Task description >> Write out every entry exactly as given, but omit the pictures.

Dataset >>

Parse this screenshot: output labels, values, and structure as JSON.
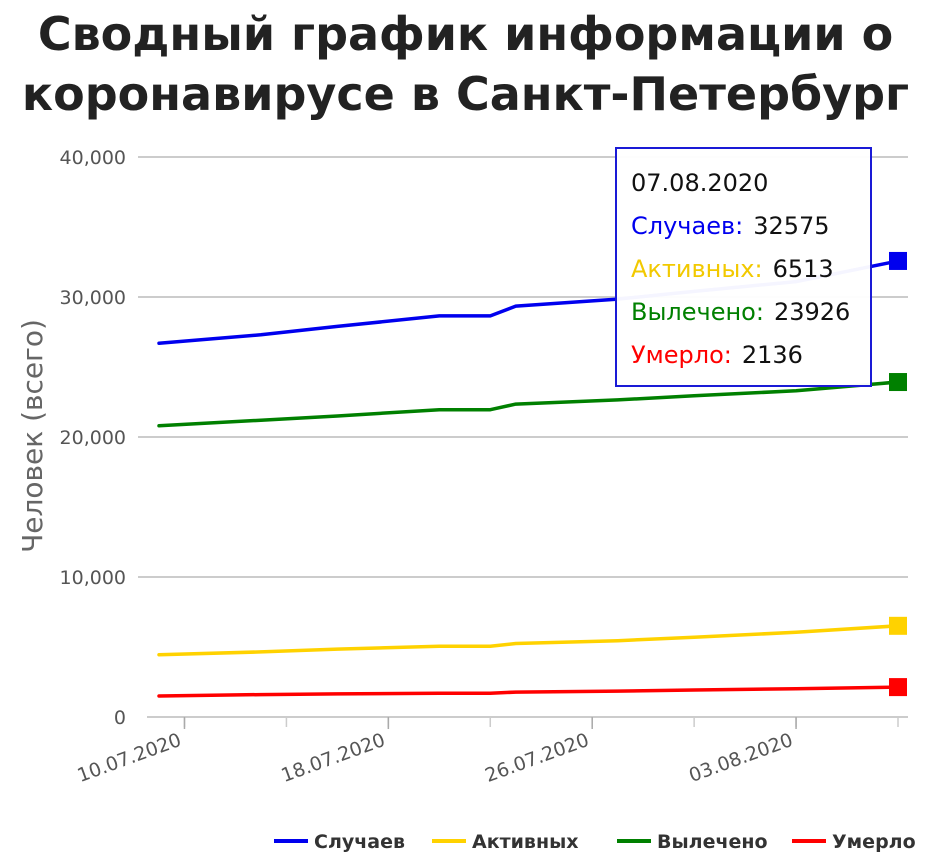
{
  "title": {
    "bold": "Сводный график",
    "rest": " информации о коронавирусе в Санкт-Петербург"
  },
  "tooltip": {
    "date": "07.08.2020",
    "rows": [
      {
        "label": "Случаев:",
        "value": "32575",
        "color": "#0000ee"
      },
      {
        "label": "Активных:",
        "value": "6513",
        "color": "#ffd200"
      },
      {
        "label": "Вылечено:",
        "value": "23926",
        "color": "#008000"
      },
      {
        "label": "Умерло:",
        "value": "2136",
        "color": "#ff0000"
      }
    ]
  },
  "chart_data": {
    "type": "line",
    "title": "Сводный график информации о коронавирусе в Санкт-Петербург",
    "xlabel": "",
    "ylabel": "Человек (всего)",
    "ylim": [
      0,
      40000
    ],
    "yticks": [
      0,
      10000,
      20000,
      30000,
      40000
    ],
    "ytick_labels": [
      "0",
      "10,000",
      "20,000",
      "30,000",
      "40,000"
    ],
    "xlim": [
      "2020-07-09",
      "2020-08-07"
    ],
    "xticks": [
      "2020-07-10",
      "2020-07-18",
      "2020-07-26",
      "2020-08-03"
    ],
    "xtick_labels": [
      "10.07.2020",
      "18.07.2020",
      "26.07.2020",
      "03.08.2020"
    ],
    "grid": true,
    "legend_position": "bottom-right",
    "series": [
      {
        "name": "Случаев",
        "color": "#0000ee",
        "points": [
          [
            "2020-07-09",
            26700
          ],
          [
            "2020-07-13",
            27300
          ],
          [
            "2020-07-16",
            27900
          ],
          [
            "2020-07-20",
            28650
          ],
          [
            "2020-07-22",
            28650
          ],
          [
            "2020-07-23",
            29350
          ],
          [
            "2020-07-27",
            29850
          ],
          [
            "2020-07-30",
            30400
          ],
          [
            "2020-08-03",
            31100
          ],
          [
            "2020-08-07",
            32575
          ]
        ]
      },
      {
        "name": "Активных",
        "color": "#ffd200",
        "points": [
          [
            "2020-07-09",
            4450
          ],
          [
            "2020-07-13",
            4650
          ],
          [
            "2020-07-16",
            4850
          ],
          [
            "2020-07-20",
            5050
          ],
          [
            "2020-07-22",
            5050
          ],
          [
            "2020-07-23",
            5250
          ],
          [
            "2020-07-27",
            5450
          ],
          [
            "2020-07-30",
            5700
          ],
          [
            "2020-08-03",
            6050
          ],
          [
            "2020-08-07",
            6513
          ]
        ]
      },
      {
        "name": "Вылечено",
        "color": "#008000",
        "points": [
          [
            "2020-07-09",
            20800
          ],
          [
            "2020-07-13",
            21200
          ],
          [
            "2020-07-16",
            21500
          ],
          [
            "2020-07-20",
            21950
          ],
          [
            "2020-07-22",
            21950
          ],
          [
            "2020-07-23",
            22350
          ],
          [
            "2020-07-27",
            22650
          ],
          [
            "2020-07-30",
            22950
          ],
          [
            "2020-08-03",
            23300
          ],
          [
            "2020-08-07",
            23926
          ]
        ]
      },
      {
        "name": "Умерло",
        "color": "#ff0000",
        "points": [
          [
            "2020-07-09",
            1500
          ],
          [
            "2020-07-13",
            1600
          ],
          [
            "2020-07-16",
            1650
          ],
          [
            "2020-07-20",
            1700
          ],
          [
            "2020-07-22",
            1700
          ],
          [
            "2020-07-23",
            1780
          ],
          [
            "2020-07-27",
            1850
          ],
          [
            "2020-07-30",
            1930
          ],
          [
            "2020-08-03",
            2020
          ],
          [
            "2020-08-07",
            2136
          ]
        ]
      }
    ]
  }
}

Full solution >>
Parse this screenshot: output labels, values, and structure as JSON.
{
  "title": {
    "bold": "Сводный график",
    "rest": " информации о коронавирусе в Санкт-Петербург"
  },
  "tooltip": {
    "date": "07.08.2020",
    "rows": [
      {
        "label": "Случаев:",
        "value": "32575",
        "color": "#0000ee"
      },
      {
        "label": "Активных:",
        "value": "6513",
        "color": "#ffd200"
      },
      {
        "label": "Вылечено:",
        "value": "23926",
        "color": "#008000"
      },
      {
        "label": "Умерло:",
        "value": "2136",
        "color": "#ff0000"
      }
    ]
  },
  "chart_data": {
    "type": "line",
    "title": "Сводный график информации о коронавирусе в Санкт-Петербург",
    "xlabel": "",
    "ylabel": "Человек (всего)",
    "ylim": [
      0,
      40000
    ],
    "yticks": [
      0,
      10000,
      20000,
      30000,
      40000
    ],
    "ytick_labels": [
      "0",
      "10,000",
      "20,000",
      "30,000",
      "40,000"
    ],
    "xlim": [
      "2020-07-09",
      "2020-08-07"
    ],
    "xticks": [
      "2020-07-10",
      "2020-07-18",
      "2020-07-26",
      "2020-08-03"
    ],
    "xtick_labels": [
      "10.07.2020",
      "18.07.2020",
      "26.07.2020",
      "03.08.2020"
    ],
    "grid": true,
    "legend_position": "bottom-right",
    "series": [
      {
        "name": "Случаев",
        "color": "#0000ee",
        "points": [
          [
            "2020-07-09",
            26700
          ],
          [
            "2020-07-13",
            27300
          ],
          [
            "2020-07-16",
            27900
          ],
          [
            "2020-07-20",
            28650
          ],
          [
            "2020-07-22",
            28650
          ],
          [
            "2020-07-23",
            29350
          ],
          [
            "2020-07-27",
            29850
          ],
          [
            "2020-07-30",
            30400
          ],
          [
            "2020-08-03",
            31100
          ],
          [
            "2020-08-07",
            32575
          ]
        ]
      },
      {
        "name": "Активных",
        "color": "#ffd200",
        "points": [
          [
            "2020-07-09",
            4450
          ],
          [
            "2020-07-13",
            4650
          ],
          [
            "2020-07-16",
            4850
          ],
          [
            "2020-07-20",
            5050
          ],
          [
            "2020-07-22",
            5050
          ],
          [
            "2020-07-23",
            5250
          ],
          [
            "2020-07-27",
            5450
          ],
          [
            "2020-07-30",
            5700
          ],
          [
            "2020-08-03",
            6050
          ],
          [
            "2020-08-07",
            6513
          ]
        ]
      },
      {
        "name": "Вылечено",
        "color": "#008000",
        "points": [
          [
            "2020-07-09",
            20800
          ],
          [
            "2020-07-13",
            21200
          ],
          [
            "2020-07-16",
            21500
          ],
          [
            "2020-07-20",
            21950
          ],
          [
            "2020-07-22",
            21950
          ],
          [
            "2020-07-23",
            22350
          ],
          [
            "2020-07-27",
            22650
          ],
          [
            "2020-07-30",
            22950
          ],
          [
            "2020-08-03",
            23300
          ],
          [
            "2020-08-07",
            23926
          ]
        ]
      },
      {
        "name": "Умерло",
        "color": "#ff0000",
        "points": [
          [
            "2020-07-09",
            1500
          ],
          [
            "2020-07-13",
            1600
          ],
          [
            "2020-07-16",
            1650
          ],
          [
            "2020-07-20",
            1700
          ],
          [
            "2020-07-22",
            1700
          ],
          [
            "2020-07-23",
            1780
          ],
          [
            "2020-07-27",
            1850
          ],
          [
            "2020-07-30",
            1930
          ],
          [
            "2020-08-03",
            2020
          ],
          [
            "2020-08-07",
            2136
          ]
        ]
      }
    ]
  }
}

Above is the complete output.